Aim of the exercise:
Pictures do not belong in the copy, so please give every entry below again exactly.
## Start
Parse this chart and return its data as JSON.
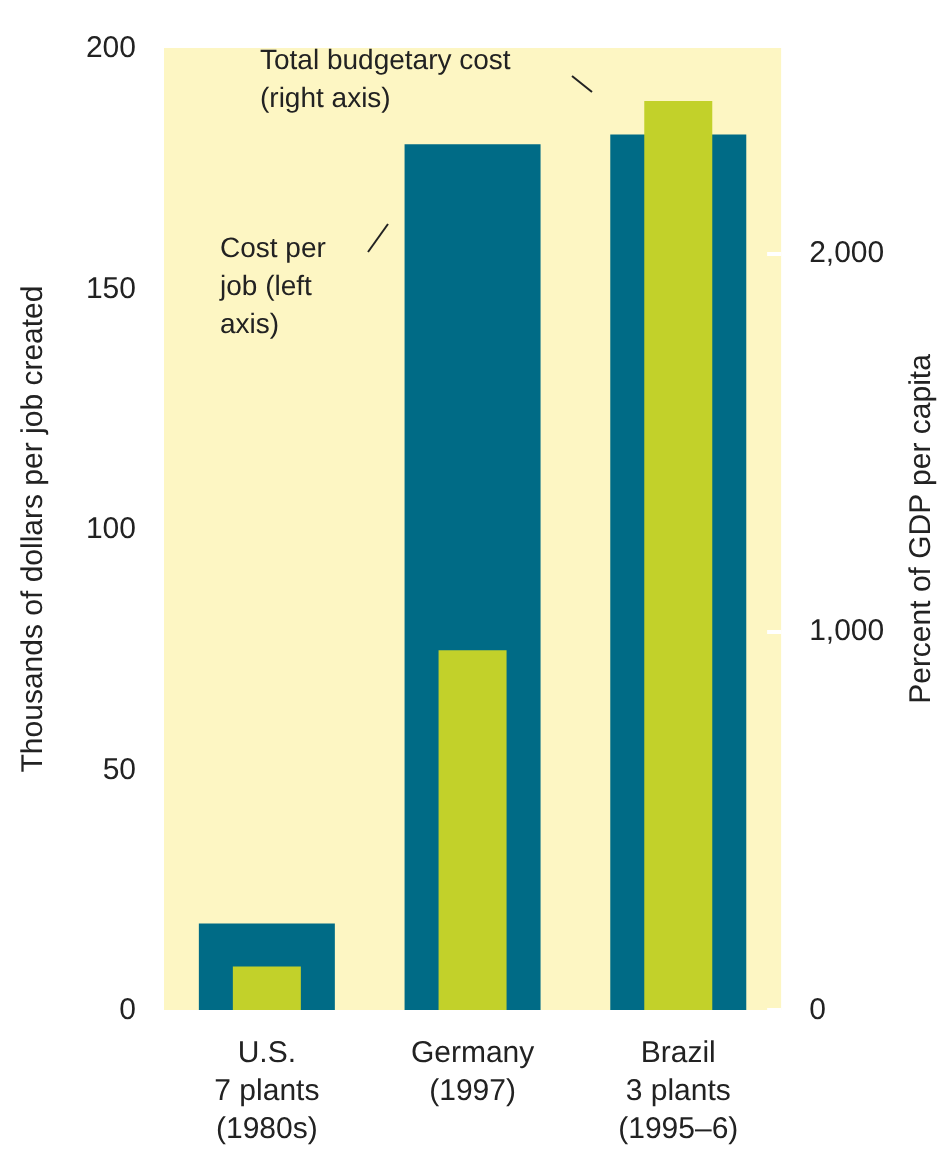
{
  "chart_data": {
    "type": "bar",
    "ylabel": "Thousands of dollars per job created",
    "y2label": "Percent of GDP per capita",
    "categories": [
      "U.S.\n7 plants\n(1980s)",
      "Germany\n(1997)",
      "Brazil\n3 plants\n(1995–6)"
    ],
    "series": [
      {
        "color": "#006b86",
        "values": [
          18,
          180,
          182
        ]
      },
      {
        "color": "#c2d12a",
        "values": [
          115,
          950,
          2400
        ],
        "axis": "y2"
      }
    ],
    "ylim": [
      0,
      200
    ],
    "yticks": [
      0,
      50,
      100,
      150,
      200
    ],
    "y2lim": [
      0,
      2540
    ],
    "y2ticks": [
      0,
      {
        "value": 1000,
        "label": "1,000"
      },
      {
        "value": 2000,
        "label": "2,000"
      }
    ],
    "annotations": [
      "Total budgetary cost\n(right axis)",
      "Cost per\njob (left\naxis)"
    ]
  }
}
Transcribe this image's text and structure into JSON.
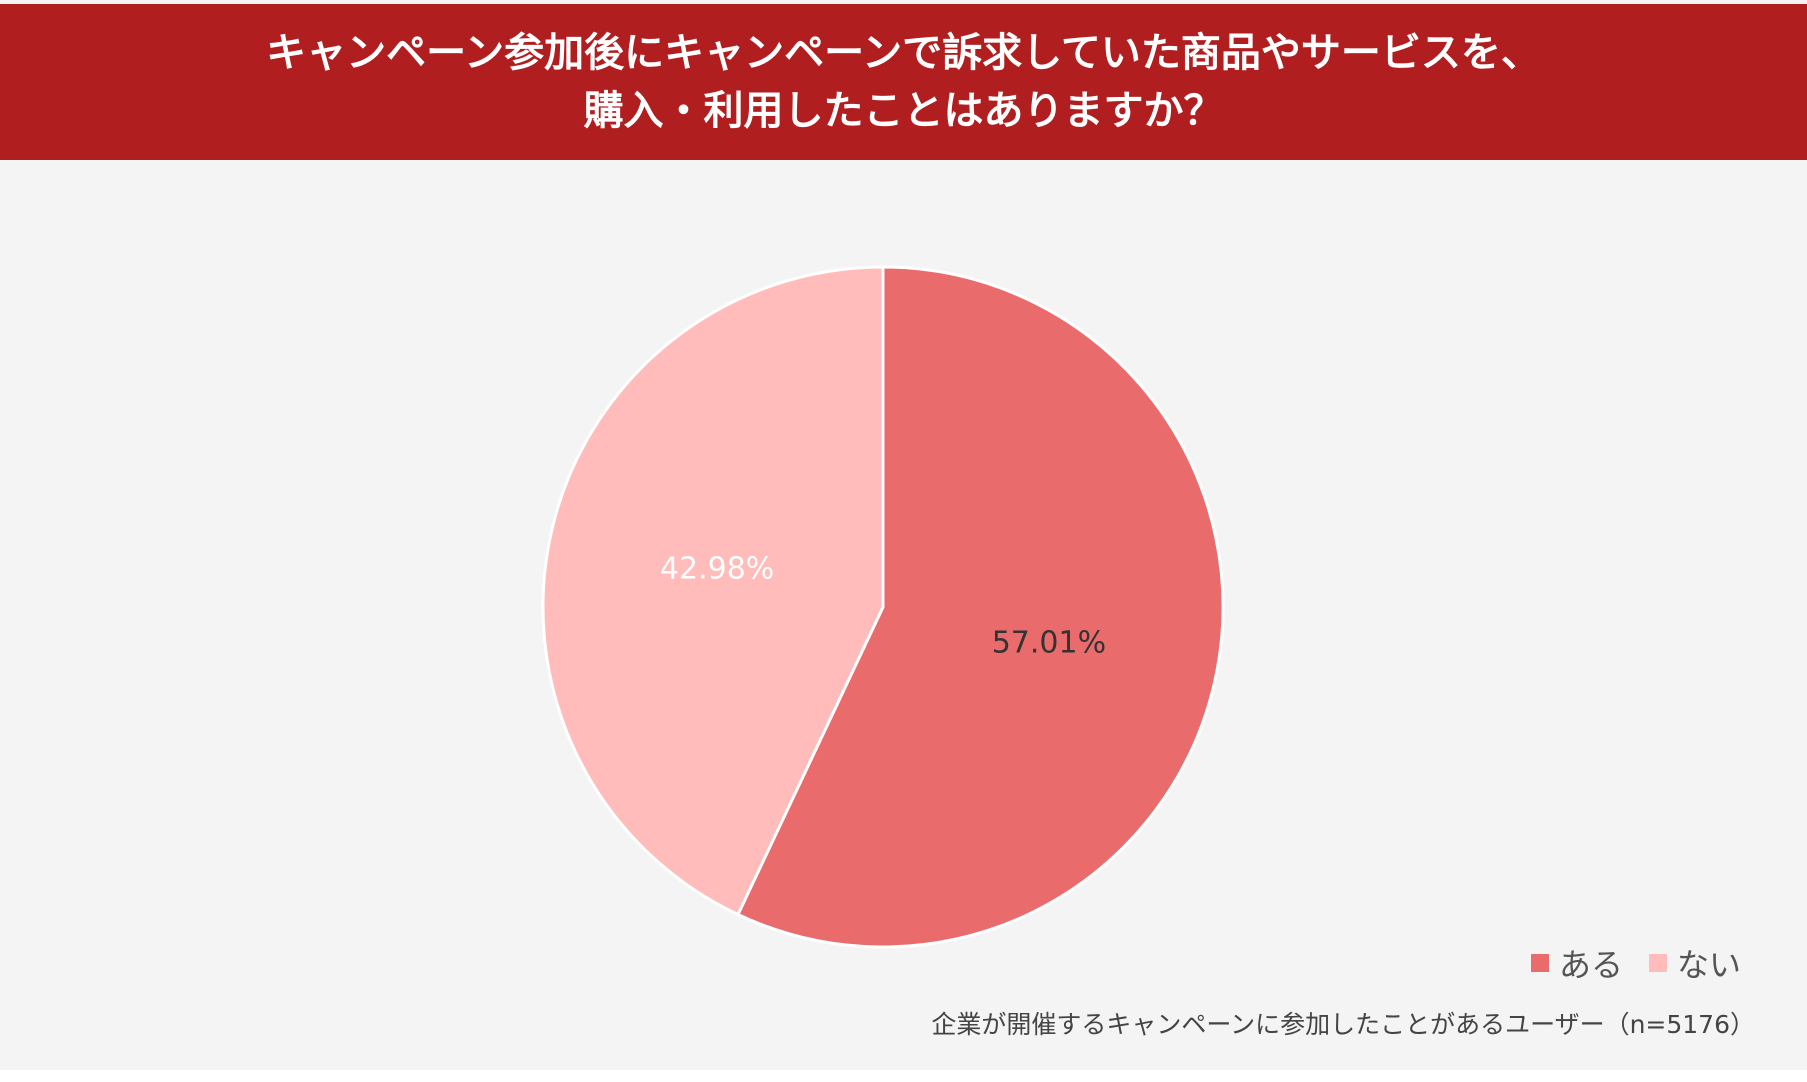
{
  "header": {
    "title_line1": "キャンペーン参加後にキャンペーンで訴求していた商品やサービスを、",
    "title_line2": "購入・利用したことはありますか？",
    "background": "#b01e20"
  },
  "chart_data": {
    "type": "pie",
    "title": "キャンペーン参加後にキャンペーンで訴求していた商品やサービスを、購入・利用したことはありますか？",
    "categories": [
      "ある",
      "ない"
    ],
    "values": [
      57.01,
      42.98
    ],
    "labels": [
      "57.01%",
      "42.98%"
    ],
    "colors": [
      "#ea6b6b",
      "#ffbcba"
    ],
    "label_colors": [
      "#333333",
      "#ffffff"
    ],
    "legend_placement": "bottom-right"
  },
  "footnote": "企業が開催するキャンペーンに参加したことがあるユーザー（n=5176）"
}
## End
Exercise solution:
Parse this chart and return its data as JSON.
{
  "chart_data": {
    "type": "bar",
    "ylabel": "Thousands of dollars per job created",
    "y2label": "Percent of GDP per capita",
    "categories": [
      "U.S.\n7 plants\n(1980s)",
      "Germany\n(1997)",
      "Brazil\n3 plants\n(1995–6)"
    ],
    "series": [
      {
        "color": "#006b86",
        "values": [
          18,
          180,
          182
        ]
      },
      {
        "color": "#c2d12a",
        "values": [
          115,
          950,
          2400
        ],
        "axis": "y2"
      }
    ],
    "ylim": [
      0,
      200
    ],
    "yticks": [
      0,
      50,
      100,
      150,
      200
    ],
    "y2lim": [
      0,
      2540
    ],
    "y2ticks": [
      0,
      {
        "value": 1000,
        "label": "1,000"
      },
      {
        "value": 2000,
        "label": "2,000"
      }
    ],
    "annotations": [
      "Total budgetary cost\n(right axis)",
      "Cost per\njob (left\naxis)"
    ]
  }
}
Transcribe this image's text and structure into JSON.
{
  "header": {
    "title_line1": "キャンペーン参加後にキャンペーンで訴求していた商品やサービスを、",
    "title_line2": "購入・利用したことはありますか？",
    "background": "#b01e20"
  },
  "chart_data": {
    "type": "pie",
    "title": "キャンペーン参加後にキャンペーンで訴求していた商品やサービスを、購入・利用したことはありますか？",
    "categories": [
      "ある",
      "ない"
    ],
    "values": [
      57.01,
      42.98
    ],
    "labels": [
      "57.01%",
      "42.98%"
    ],
    "colors": [
      "#ea6b6b",
      "#ffbcba"
    ],
    "label_colors": [
      "#333333",
      "#ffffff"
    ],
    "legend_placement": "bottom-right"
  },
  "footnote": "企業が開催するキャンペーンに参加したことがあるユーザー（n=5176）"
}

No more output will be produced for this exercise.